#### Recorded data

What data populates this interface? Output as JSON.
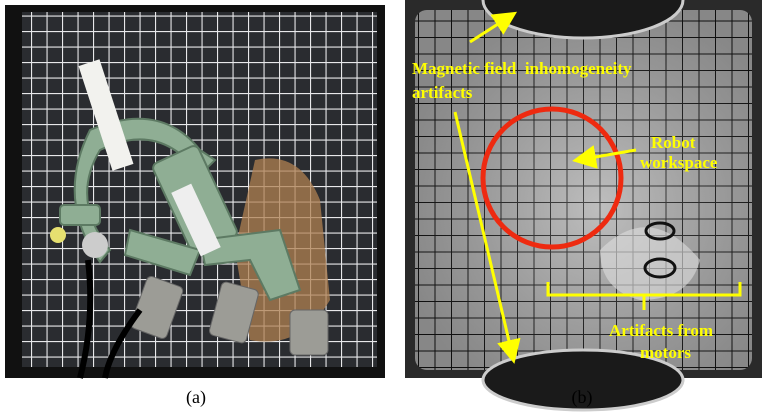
{
  "panels": [
    {
      "label": "(a)"
    },
    {
      "label": "(b)",
      "annotations": [
        "Magnetic field  inhomogeneity",
        "artifacts",
        "Robot",
        "workspace",
        "Artifacts from",
        "motors"
      ]
    }
  ]
}
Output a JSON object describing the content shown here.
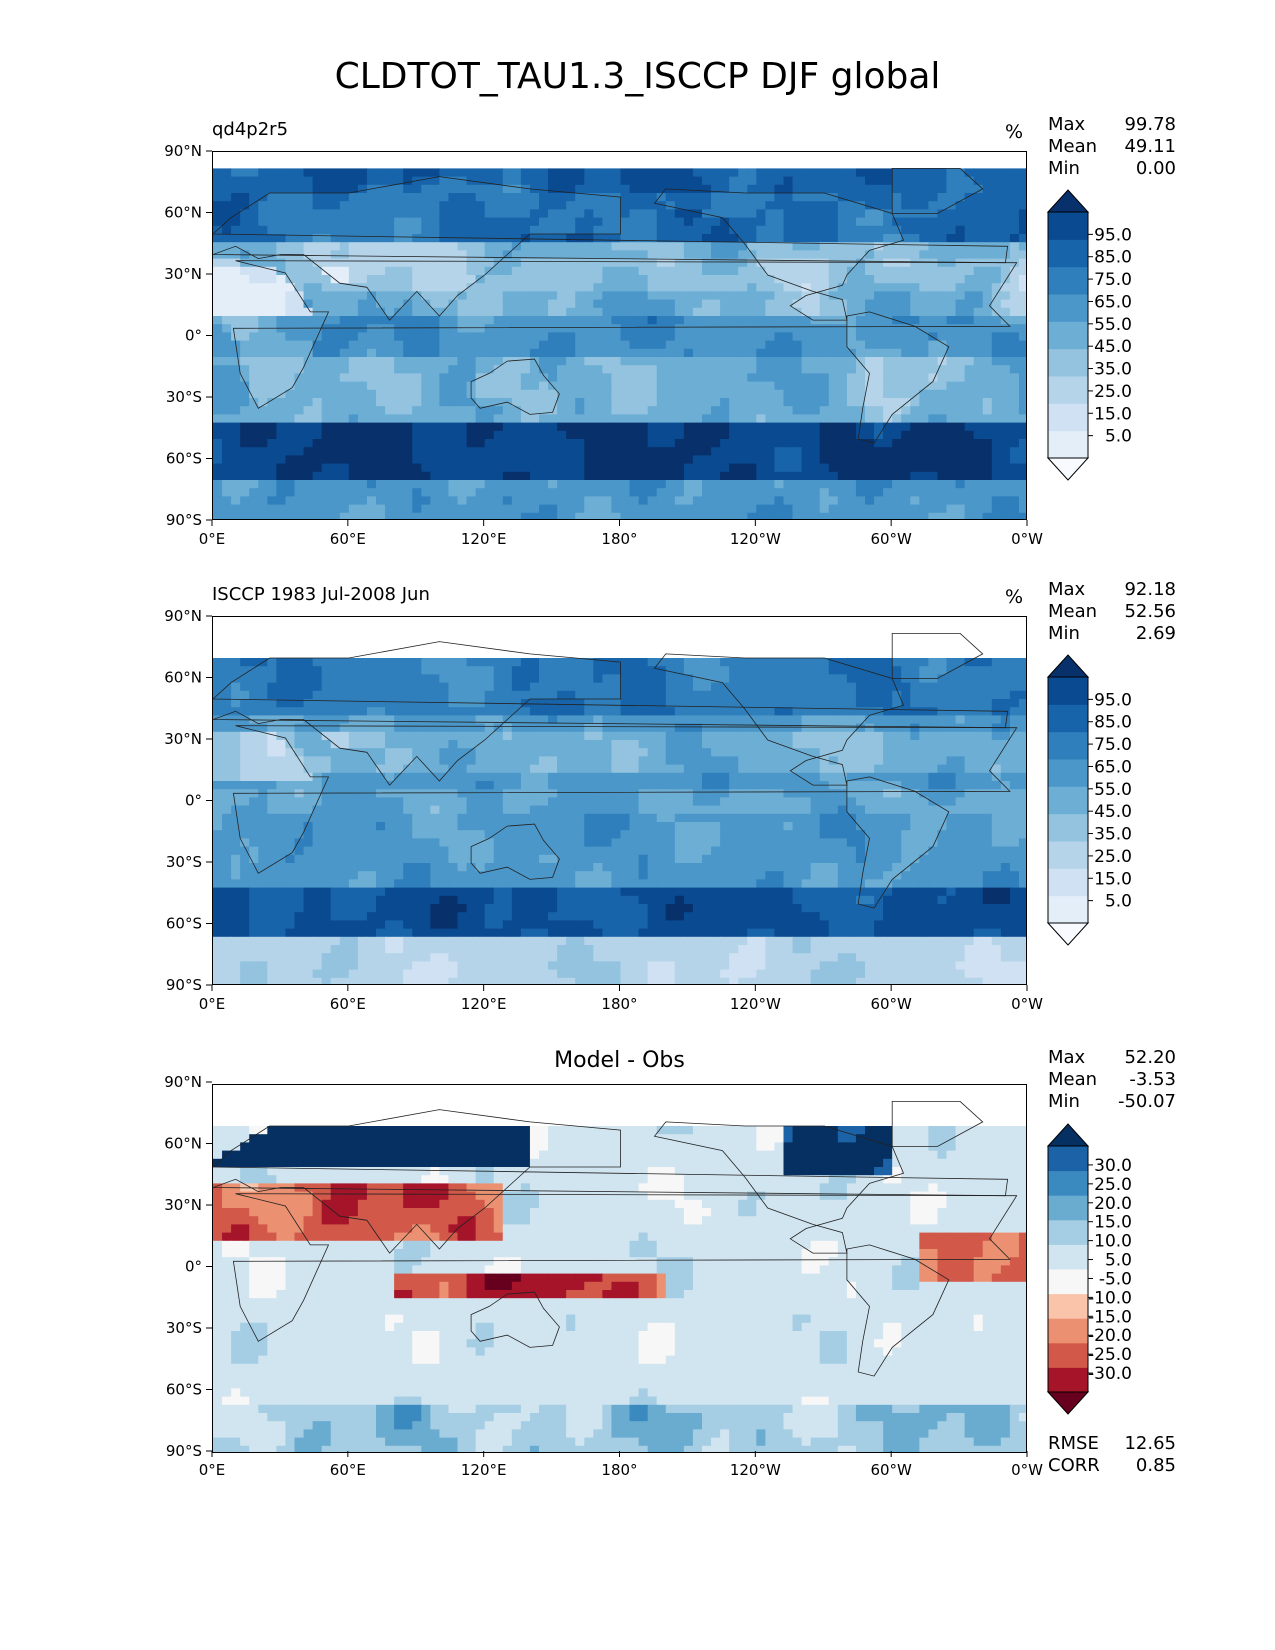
{
  "title": "CLDTOT_TAU1.3_ISCCP DJF global",
  "colors": {
    "blues": [
      "#f7fbff",
      "#e3eef9",
      "#cfe1f2",
      "#b5d4e9",
      "#93c3df",
      "#6daed5",
      "#4b97c9",
      "#2f7fbc",
      "#1864aa",
      "#0a4a90",
      "#08306b"
    ],
    "diverging": [
      "#67001f",
      "#a51429",
      "#d25849",
      "#eb9172",
      "#f9c4a9",
      "#f7f7f7",
      "#d1e5f0",
      "#a5cde3",
      "#6aacd0",
      "#3a89bf",
      "#1b63a6",
      "#053061"
    ]
  },
  "chart_data": [
    {
      "type": "heatmap",
      "panel_title": "qd4p2r5",
      "units": "%",
      "stats": {
        "max_label": "Max",
        "max": "99.78",
        "mean_label": "Mean",
        "mean": "49.11",
        "min_label": "Min",
        "min": "0.00"
      },
      "x_ticks": [
        "0°E",
        "60°E",
        "120°E",
        "180°",
        "120°W",
        "60°W",
        "0°W"
      ],
      "y_ticks": [
        "90°N",
        "60°N",
        "30°N",
        "0°",
        "30°S",
        "60°S",
        "90°S"
      ],
      "colorbar": {
        "labels": [
          "95.0",
          "85.0",
          "75.0",
          "65.0",
          "55.0",
          "45.0",
          "35.0",
          "25.0",
          "15.0",
          "5.0"
        ],
        "extend": "both"
      },
      "colormap": "blues",
      "field": "model"
    },
    {
      "type": "heatmap",
      "panel_title": "ISCCP 1983 Jul-2008 Jun",
      "units": "%",
      "stats": {
        "max_label": "Max",
        "max": "92.18",
        "mean_label": "Mean",
        "mean": "52.56",
        "min_label": "Min",
        "min": "2.69"
      },
      "x_ticks": [
        "0°E",
        "60°E",
        "120°E",
        "180°",
        "120°W",
        "60°W",
        "0°W"
      ],
      "y_ticks": [
        "90°N",
        "60°N",
        "30°N",
        "0°",
        "30°S",
        "60°S",
        "90°S"
      ],
      "colorbar": {
        "labels": [
          "95.0",
          "85.0",
          "75.0",
          "65.0",
          "55.0",
          "45.0",
          "35.0",
          "25.0",
          "15.0",
          "5.0"
        ],
        "extend": "both"
      },
      "colormap": "blues",
      "field": "obs"
    },
    {
      "type": "heatmap",
      "panel_title": "Model - Obs",
      "units": "",
      "stats": {
        "max_label": "Max",
        "max": "52.20",
        "mean_label": "Mean",
        "mean": "-3.53",
        "min_label": "Min",
        "min": "-50.07"
      },
      "x_ticks": [
        "0°E",
        "60°E",
        "120°E",
        "180°",
        "120°W",
        "60°W",
        "0°W"
      ],
      "y_ticks": [
        "90°N",
        "60°N",
        "30°N",
        "0°",
        "30°S",
        "60°S",
        "90°S"
      ],
      "colorbar": {
        "labels": [
          "30.0",
          "25.0",
          "20.0",
          "15.0",
          "10.0",
          "5.0",
          "-5.0",
          "-10.0",
          "-15.0",
          "-20.0",
          "-25.0",
          "-30.0"
        ],
        "extend": "both"
      },
      "colormap": "diverging",
      "field": "diff",
      "metrics": {
        "rmse_label": "RMSE",
        "rmse": "12.65",
        "corr_label": "CORR",
        "corr": "0.85"
      }
    }
  ]
}
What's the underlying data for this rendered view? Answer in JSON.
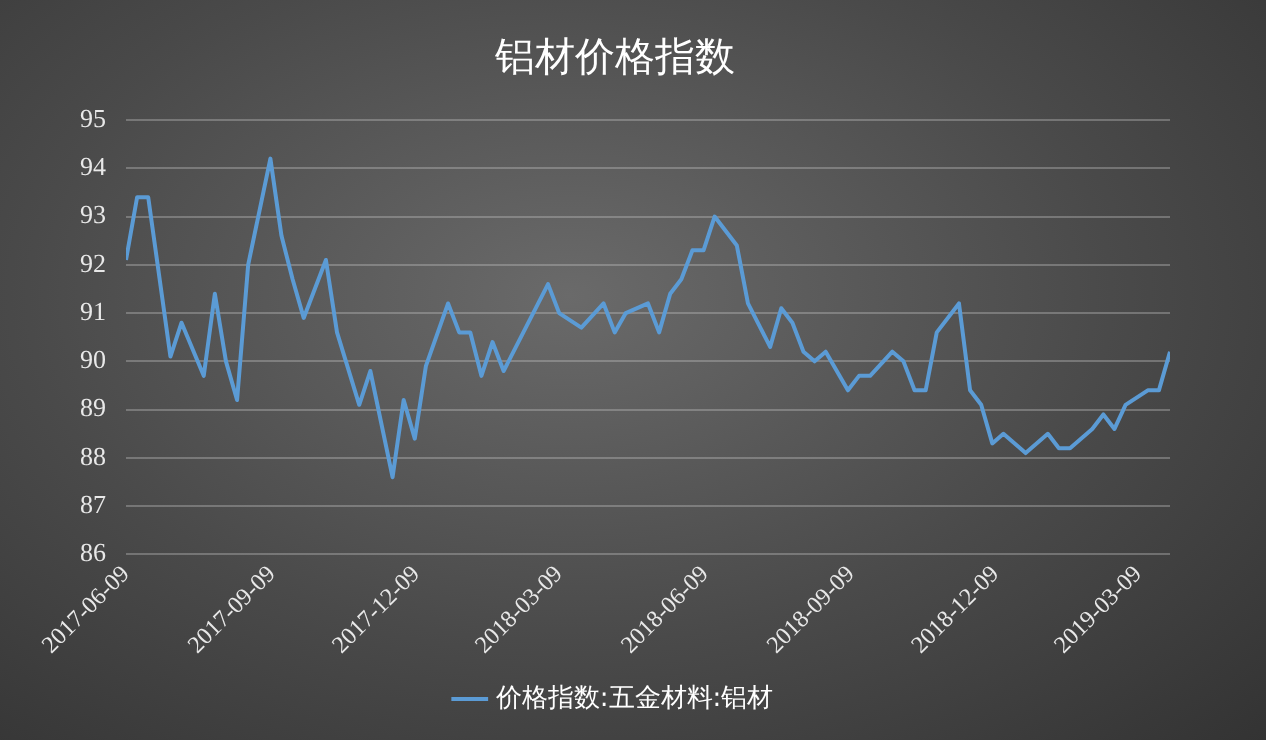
{
  "chart_data": {
    "type": "line",
    "title": "铝材价格指数",
    "x": [
      "2017-06-09",
      "2017-06-16",
      "2017-06-23",
      "2017-07-07",
      "2017-07-14",
      "2017-07-28",
      "2017-08-04",
      "2017-08-11",
      "2017-08-18",
      "2017-08-25",
      "2017-09-08",
      "2017-09-15",
      "2017-09-22",
      "2017-09-29",
      "2017-10-13",
      "2017-10-20",
      "2017-11-03",
      "2017-11-10",
      "2017-11-24",
      "2017-12-01",
      "2017-12-08",
      "2017-12-15",
      "2017-12-29",
      "2018-01-05",
      "2018-01-12",
      "2018-01-19",
      "2018-01-26",
      "2018-02-02",
      "2018-03-02",
      "2018-03-09",
      "2018-03-23",
      "2018-04-06",
      "2018-04-13",
      "2018-04-20",
      "2018-05-04",
      "2018-05-11",
      "2018-05-18",
      "2018-05-25",
      "2018-06-01",
      "2018-06-08",
      "2018-06-15",
      "2018-06-29",
      "2018-07-06",
      "2018-07-20",
      "2018-07-27",
      "2018-08-03",
      "2018-08-10",
      "2018-08-17",
      "2018-08-24",
      "2018-09-07",
      "2018-09-14",
      "2018-09-21",
      "2018-10-05",
      "2018-10-12",
      "2018-10-19",
      "2018-10-26",
      "2018-11-02",
      "2018-11-16",
      "2018-11-23",
      "2018-11-30",
      "2018-12-07",
      "2018-12-14",
      "2018-12-28",
      "2019-01-11",
      "2019-01-18",
      "2019-01-25",
      "2019-02-08",
      "2019-02-15",
      "2019-02-22",
      "2019-03-01",
      "2019-03-15",
      "2019-03-22",
      "2019-03-29"
    ],
    "series": [
      {
        "name": "价格指数:五金材料:铝材",
        "color": "#5b9bd5",
        "values": [
          92.1,
          93.4,
          93.4,
          90.1,
          90.8,
          89.7,
          91.4,
          90.0,
          89.2,
          92.0,
          94.2,
          92.6,
          91.7,
          90.9,
          92.1,
          90.6,
          89.1,
          89.8,
          87.6,
          89.2,
          88.4,
          89.9,
          91.2,
          90.6,
          90.6,
          89.7,
          90.4,
          89.8,
          91.6,
          91.0,
          90.7,
          91.2,
          90.6,
          91.0,
          91.2,
          90.6,
          91.4,
          91.7,
          92.3,
          92.3,
          93.0,
          92.4,
          91.2,
          90.3,
          91.1,
          90.8,
          90.2,
          90.0,
          90.2,
          89.4,
          89.7,
          89.7,
          90.2,
          90.0,
          89.4,
          89.4,
          90.6,
          91.2,
          89.4,
          89.1,
          88.3,
          88.5,
          88.1,
          88.5,
          88.2,
          88.2,
          88.6,
          88.9,
          88.6,
          89.1,
          89.4,
          89.4,
          90.2
        ]
      }
    ],
    "xlim": [
      "2017-06-09",
      "2019-03-29"
    ],
    "xticks": [
      "2017-06-09",
      "2017-09-09",
      "2017-12-09",
      "2018-03-09",
      "2018-06-09",
      "2018-09-09",
      "2018-12-09",
      "2019-03-09"
    ],
    "ylim": [
      86,
      95
    ],
    "yticks": [
      86,
      87,
      88,
      89,
      90,
      91,
      92,
      93,
      94,
      95
    ],
    "grid": "y",
    "legend": "bottom",
    "marker": "none",
    "line_style": "solid"
  }
}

########

§ **Exercise directions**
Write out all the entries word for word, but skip any images.

§ **Result for this exercise**
What data populates this interface? Output as JSON.
{
  "panels": [
    {
      "label": "(a)"
    },
    {
      "label": "(b)",
      "annotations": [
        "Magnetic field  inhomogeneity",
        "artifacts",
        "Robot",
        "workspace",
        "Artifacts from",
        "motors"
      ]
    }
  ]
}
Output a JSON object describing the content shown here.
{
  "title": "CLDTOT_TAU1.3_ISCCP DJF global",
  "colors": {
    "blues": [
      "#f7fbff",
      "#e3eef9",
      "#cfe1f2",
      "#b5d4e9",
      "#93c3df",
      "#6daed5",
      "#4b97c9",
      "#2f7fbc",
      "#1864aa",
      "#0a4a90",
      "#08306b"
    ],
    "diverging": [
      "#67001f",
      "#a51429",
      "#d25849",
      "#eb9172",
      "#f9c4a9",
      "#f7f7f7",
      "#d1e5f0",
      "#a5cde3",
      "#6aacd0",
      "#3a89bf",
      "#1b63a6",
      "#053061"
    ]
  },
  "chart_data": [
    {
      "type": "heatmap",
      "panel_title": "qd4p2r5",
      "units": "%",
      "stats": {
        "max_label": "Max",
        "max": "99.78",
        "mean_label": "Mean",
        "mean": "49.11",
        "min_label": "Min",
        "min": "0.00"
      },
      "x_ticks": [
        "0°E",
        "60°E",
        "120°E",
        "180°",
        "120°W",
        "60°W",
        "0°W"
      ],
      "y_ticks": [
        "90°N",
        "60°N",
        "30°N",
        "0°",
        "30°S",
        "60°S",
        "90°S"
      ],
      "colorbar": {
        "labels": [
          "95.0",
          "85.0",
          "75.0",
          "65.0",
          "55.0",
          "45.0",
          "35.0",
          "25.0",
          "15.0",
          "5.0"
        ],
        "extend": "both"
      },
      "colormap": "blues",
      "field": "model"
    },
    {
      "type": "heatmap",
      "panel_title": "ISCCP 1983 Jul-2008 Jun",
      "units": "%",
      "stats": {
        "max_label": "Max",
        "max": "92.18",
        "mean_label": "Mean",
        "mean": "52.56",
        "min_label": "Min",
        "min": "2.69"
      },
      "x_ticks": [
        "0°E",
        "60°E",
        "120°E",
        "180°",
        "120°W",
        "60°W",
        "0°W"
      ],
      "y_ticks": [
        "90°N",
        "60°N",
        "30°N",
        "0°",
        "30°S",
        "60°S",
        "90°S"
      ],
      "colorbar": {
        "labels": [
          "95.0",
          "85.0",
          "75.0",
          "65.0",
          "55.0",
          "45.0",
          "35.0",
          "25.0",
          "15.0",
          "5.0"
        ],
        "extend": "both"
      },
      "colormap": "blues",
      "field": "obs"
    },
    {
      "type": "heatmap",
      "panel_title": "Model - Obs",
      "units": "",
      "stats": {
        "max_label": "Max",
        "max": "52.20",
        "mean_label": "Mean",
        "mean": "-3.53",
        "min_label": "Min",
        "min": "-50.07"
      },
      "x_ticks": [
        "0°E",
        "60°E",
        "120°E",
        "180°",
        "120°W",
        "60°W",
        "0°W"
      ],
      "y_ticks": [
        "90°N",
        "60°N",
        "30°N",
        "0°",
        "30°S",
        "60°S",
        "90°S"
      ],
      "colorbar": {
        "labels": [
          "30.0",
          "25.0",
          "20.0",
          "15.0",
          "10.0",
          "5.0",
          "-5.0",
          "-10.0",
          "-15.0",
          "-20.0",
          "-25.0",
          "-30.0"
        ],
        "extend": "both"
      },
      "colormap": "diverging",
      "field": "diff",
      "metrics": {
        "rmse_label": "RMSE",
        "rmse": "12.65",
        "corr_label": "CORR",
        "corr": "0.85"
      }
    }
  ]
}
What's the underlying data for this rendered view? Answer in JSON.
{
  "chart_data": {
    "type": "line",
    "title": "铝材价格指数",
    "x": [
      "2017-06-09",
      "2017-06-16",
      "2017-06-23",
      "2017-07-07",
      "2017-07-14",
      "2017-07-28",
      "2017-08-04",
      "2017-08-11",
      "2017-08-18",
      "2017-08-25",
      "2017-09-08",
      "2017-09-15",
      "2017-09-22",
      "2017-09-29",
      "2017-10-13",
      "2017-10-20",
      "2017-11-03",
      "2017-11-10",
      "2017-11-24",
      "2017-12-01",
      "2017-12-08",
      "2017-12-15",
      "2017-12-29",
      "2018-01-05",
      "2018-01-12",
      "2018-01-19",
      "2018-01-26",
      "2018-02-02",
      "2018-03-02",
      "2018-03-09",
      "2018-03-23",
      "2018-04-06",
      "2018-04-13",
      "2018-04-20",
      "2018-05-04",
      "2018-05-11",
      "2018-05-18",
      "2018-05-25",
      "2018-06-01",
      "2018-06-08",
      "2018-06-15",
      "2018-06-29",
      "2018-07-06",
      "2018-07-20",
      "2018-07-27",
      "2018-08-03",
      "2018-08-10",
      "2018-08-17",
      "2018-08-24",
      "2018-09-07",
      "2018-09-14",
      "2018-09-21",
      "2018-10-05",
      "2018-10-12",
      "2018-10-19",
      "2018-10-26",
      "2018-11-02",
      "2018-11-16",
      "2018-11-23",
      "2018-11-30",
      "2018-12-07",
      "2018-12-14",
      "2018-12-28",
      "2019-01-11",
      "2019-01-18",
      "2019-01-25",
      "2019-02-08",
      "2019-02-15",
      "2019-02-22",
      "2019-03-01",
      "2019-03-15",
      "2019-03-22",
      "2019-03-29"
    ],
    "series": [
      {
        "name": "价格指数:五金材料:铝材",
        "color": "#5b9bd5",
        "values": [
          92.1,
          93.4,
          93.4,
          90.1,
          90.8,
          89.7,
          91.4,
          90.0,
          89.2,
          92.0,
          94.2,
          92.6,
          91.7,
          90.9,
          92.1,
          90.6,
          89.1,
          89.8,
          87.6,
          89.2,
          88.4,
          89.9,
          91.2,
          90.6,
          90.6,
          89.7,
          90.4,
          89.8,
          91.6,
          91.0,
          90.7,
          91.2,
          90.6,
          91.0,
          91.2,
          90.6,
          91.4,
          91.7,
          92.3,
          92.3,
          93.0,
          92.4,
          91.2,
          90.3,
          91.1,
          90.8,
          90.2,
          90.0,
          90.2,
          89.4,
          89.7,
          89.7,
          90.2,
          90.0,
          89.4,
          89.4,
          90.6,
          91.2,
          89.4,
          89.1,
          88.3,
          88.5,
          88.1,
          88.5,
          88.2,
          88.2,
          88.6,
          88.9,
          88.6,
          89.1,
          89.4,
          89.4,
          90.2
        ]
      }
    ],
    "xlim": [
      "2017-06-09",
      "2019-03-29"
    ],
    "xticks": [
      "2017-06-09",
      "2017-09-09",
      "2017-12-09",
      "2018-03-09",
      "2018-06-09",
      "2018-09-09",
      "2018-12-09",
      "2019-03-09"
    ],
    "ylim": [
      86,
      95
    ],
    "yticks": [
      86,
      87,
      88,
      89,
      90,
      91,
      92,
      93,
      94,
      95
    ],
    "grid": "y",
    "legend": "bottom",
    "marker": "none",
    "line_style": "solid"
  }
}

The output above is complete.